*What to work on*
Pick every line with "مريم" from the material below.

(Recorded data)
◆ ◆ ◆

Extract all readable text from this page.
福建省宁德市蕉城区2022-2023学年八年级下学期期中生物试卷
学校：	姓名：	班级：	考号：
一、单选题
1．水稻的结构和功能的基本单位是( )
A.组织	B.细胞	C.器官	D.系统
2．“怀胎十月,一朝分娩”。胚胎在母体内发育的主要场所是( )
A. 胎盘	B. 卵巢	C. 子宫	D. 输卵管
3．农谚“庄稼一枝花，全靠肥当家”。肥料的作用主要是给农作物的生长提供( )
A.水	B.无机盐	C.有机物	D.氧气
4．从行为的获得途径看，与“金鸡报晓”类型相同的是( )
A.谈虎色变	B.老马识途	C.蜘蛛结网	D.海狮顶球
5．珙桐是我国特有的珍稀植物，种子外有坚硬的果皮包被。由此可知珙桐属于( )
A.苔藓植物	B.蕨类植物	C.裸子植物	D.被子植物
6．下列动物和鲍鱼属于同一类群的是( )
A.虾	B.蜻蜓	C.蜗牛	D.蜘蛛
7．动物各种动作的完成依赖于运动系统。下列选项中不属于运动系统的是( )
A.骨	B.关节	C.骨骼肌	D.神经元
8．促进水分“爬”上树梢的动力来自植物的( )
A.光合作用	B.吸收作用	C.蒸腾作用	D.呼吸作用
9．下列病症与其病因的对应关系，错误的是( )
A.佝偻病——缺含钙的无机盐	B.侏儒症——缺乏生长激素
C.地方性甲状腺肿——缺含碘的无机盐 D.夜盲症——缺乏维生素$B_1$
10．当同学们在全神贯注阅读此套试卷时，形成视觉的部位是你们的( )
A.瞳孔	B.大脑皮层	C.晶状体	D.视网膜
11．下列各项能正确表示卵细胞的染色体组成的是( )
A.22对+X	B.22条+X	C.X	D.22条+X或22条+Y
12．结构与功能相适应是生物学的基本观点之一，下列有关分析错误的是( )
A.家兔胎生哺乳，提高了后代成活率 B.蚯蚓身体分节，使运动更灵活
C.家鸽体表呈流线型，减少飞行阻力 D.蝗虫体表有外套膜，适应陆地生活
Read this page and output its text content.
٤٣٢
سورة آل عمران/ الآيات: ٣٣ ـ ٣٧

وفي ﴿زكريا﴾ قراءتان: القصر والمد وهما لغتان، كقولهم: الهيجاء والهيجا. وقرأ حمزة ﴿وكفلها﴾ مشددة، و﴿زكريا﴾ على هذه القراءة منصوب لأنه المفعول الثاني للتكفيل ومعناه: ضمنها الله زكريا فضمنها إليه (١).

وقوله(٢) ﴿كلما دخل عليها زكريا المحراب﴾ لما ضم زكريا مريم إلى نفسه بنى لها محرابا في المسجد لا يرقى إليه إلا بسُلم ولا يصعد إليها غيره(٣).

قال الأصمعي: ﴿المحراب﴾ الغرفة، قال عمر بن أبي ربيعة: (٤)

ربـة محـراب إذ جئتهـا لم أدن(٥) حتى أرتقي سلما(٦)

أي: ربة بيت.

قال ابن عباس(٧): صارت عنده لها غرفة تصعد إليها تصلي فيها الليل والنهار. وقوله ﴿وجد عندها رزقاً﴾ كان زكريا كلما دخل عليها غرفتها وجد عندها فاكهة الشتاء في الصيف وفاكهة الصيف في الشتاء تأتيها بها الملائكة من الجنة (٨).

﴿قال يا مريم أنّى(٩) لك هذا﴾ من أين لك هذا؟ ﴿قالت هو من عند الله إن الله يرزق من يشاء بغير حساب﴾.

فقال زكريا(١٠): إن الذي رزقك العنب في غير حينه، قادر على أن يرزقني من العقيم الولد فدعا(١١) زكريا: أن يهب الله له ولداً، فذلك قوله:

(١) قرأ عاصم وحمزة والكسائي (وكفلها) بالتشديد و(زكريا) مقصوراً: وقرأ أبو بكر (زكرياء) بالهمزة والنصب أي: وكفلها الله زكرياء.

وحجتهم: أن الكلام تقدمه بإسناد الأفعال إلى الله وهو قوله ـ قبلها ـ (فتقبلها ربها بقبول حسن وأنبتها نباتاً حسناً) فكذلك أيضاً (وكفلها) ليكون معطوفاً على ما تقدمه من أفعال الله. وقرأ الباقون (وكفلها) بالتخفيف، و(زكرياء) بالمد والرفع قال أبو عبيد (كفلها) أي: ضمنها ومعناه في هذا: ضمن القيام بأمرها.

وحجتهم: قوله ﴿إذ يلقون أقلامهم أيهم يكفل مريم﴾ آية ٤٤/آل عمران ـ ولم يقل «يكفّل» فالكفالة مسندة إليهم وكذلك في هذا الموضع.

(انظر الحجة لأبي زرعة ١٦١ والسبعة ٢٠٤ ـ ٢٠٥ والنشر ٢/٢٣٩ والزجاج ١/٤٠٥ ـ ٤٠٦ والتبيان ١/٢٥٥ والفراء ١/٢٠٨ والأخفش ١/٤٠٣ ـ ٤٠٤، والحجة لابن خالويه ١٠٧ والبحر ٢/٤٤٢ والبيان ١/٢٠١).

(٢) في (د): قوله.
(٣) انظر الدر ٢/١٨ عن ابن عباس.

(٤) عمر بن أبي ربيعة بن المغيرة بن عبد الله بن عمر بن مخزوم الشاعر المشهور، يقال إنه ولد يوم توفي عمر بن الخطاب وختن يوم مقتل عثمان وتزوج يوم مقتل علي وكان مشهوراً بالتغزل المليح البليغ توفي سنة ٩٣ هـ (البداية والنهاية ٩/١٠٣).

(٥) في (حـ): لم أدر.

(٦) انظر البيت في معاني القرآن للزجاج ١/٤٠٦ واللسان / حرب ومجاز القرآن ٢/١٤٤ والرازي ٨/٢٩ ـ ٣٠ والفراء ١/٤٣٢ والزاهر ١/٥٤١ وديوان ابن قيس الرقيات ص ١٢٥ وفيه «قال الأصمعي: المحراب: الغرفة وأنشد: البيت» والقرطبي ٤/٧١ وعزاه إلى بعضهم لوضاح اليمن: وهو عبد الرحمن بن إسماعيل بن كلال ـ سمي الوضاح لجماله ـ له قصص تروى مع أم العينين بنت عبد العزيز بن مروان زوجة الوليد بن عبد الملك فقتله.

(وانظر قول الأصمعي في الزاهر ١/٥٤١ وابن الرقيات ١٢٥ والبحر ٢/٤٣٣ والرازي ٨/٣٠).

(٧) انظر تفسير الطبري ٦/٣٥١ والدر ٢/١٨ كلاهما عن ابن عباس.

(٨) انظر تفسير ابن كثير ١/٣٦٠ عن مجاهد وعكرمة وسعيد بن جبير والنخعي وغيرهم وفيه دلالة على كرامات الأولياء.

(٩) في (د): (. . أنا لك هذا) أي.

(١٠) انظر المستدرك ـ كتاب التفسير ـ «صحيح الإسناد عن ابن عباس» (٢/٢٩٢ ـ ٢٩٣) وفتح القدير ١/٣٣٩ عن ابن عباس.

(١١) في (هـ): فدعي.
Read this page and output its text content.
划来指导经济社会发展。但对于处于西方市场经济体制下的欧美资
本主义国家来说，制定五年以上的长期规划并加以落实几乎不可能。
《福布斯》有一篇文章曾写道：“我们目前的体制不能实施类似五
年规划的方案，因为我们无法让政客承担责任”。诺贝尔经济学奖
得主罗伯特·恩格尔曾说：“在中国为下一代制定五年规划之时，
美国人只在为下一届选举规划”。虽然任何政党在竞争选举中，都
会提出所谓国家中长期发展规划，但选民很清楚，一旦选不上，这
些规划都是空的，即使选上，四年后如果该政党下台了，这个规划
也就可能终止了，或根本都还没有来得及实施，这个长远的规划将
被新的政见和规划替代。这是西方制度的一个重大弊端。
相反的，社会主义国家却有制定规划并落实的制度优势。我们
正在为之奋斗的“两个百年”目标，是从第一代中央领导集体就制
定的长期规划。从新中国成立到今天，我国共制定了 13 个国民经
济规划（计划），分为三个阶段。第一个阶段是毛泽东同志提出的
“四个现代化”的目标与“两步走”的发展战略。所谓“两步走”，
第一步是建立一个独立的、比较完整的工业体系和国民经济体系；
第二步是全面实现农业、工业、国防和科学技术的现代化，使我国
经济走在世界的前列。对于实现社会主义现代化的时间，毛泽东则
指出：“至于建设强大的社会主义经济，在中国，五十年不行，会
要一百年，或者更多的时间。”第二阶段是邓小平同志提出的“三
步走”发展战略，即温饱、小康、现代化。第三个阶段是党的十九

◆ ◆ ◆

*Complete answer*
وقوله(٢) ﴿كلما دخل عليها زكريا المحراب﴾ لما ضم زكريا مريم إلى نفسه بنى لها محرابا في المسجد لا يرقى إليه إلا بسُلم ولا يصعد إليها غيره(٣).
﴿قال يا مريم أنّى(٩) لك هذا﴾ من أين لك هذا؟ ﴿قالت هو من عند الله إن الله يرزق من يشاء بغير حساب﴾.
وحجتهم: قوله ﴿إذ يلقون أقلامهم أيهم يكفل مريم﴾ آية ٤٤/آل عمران ـ ولم يقل «يكفّل» فالكفالة مسندة إليهم وكذلك في هذا الموضع.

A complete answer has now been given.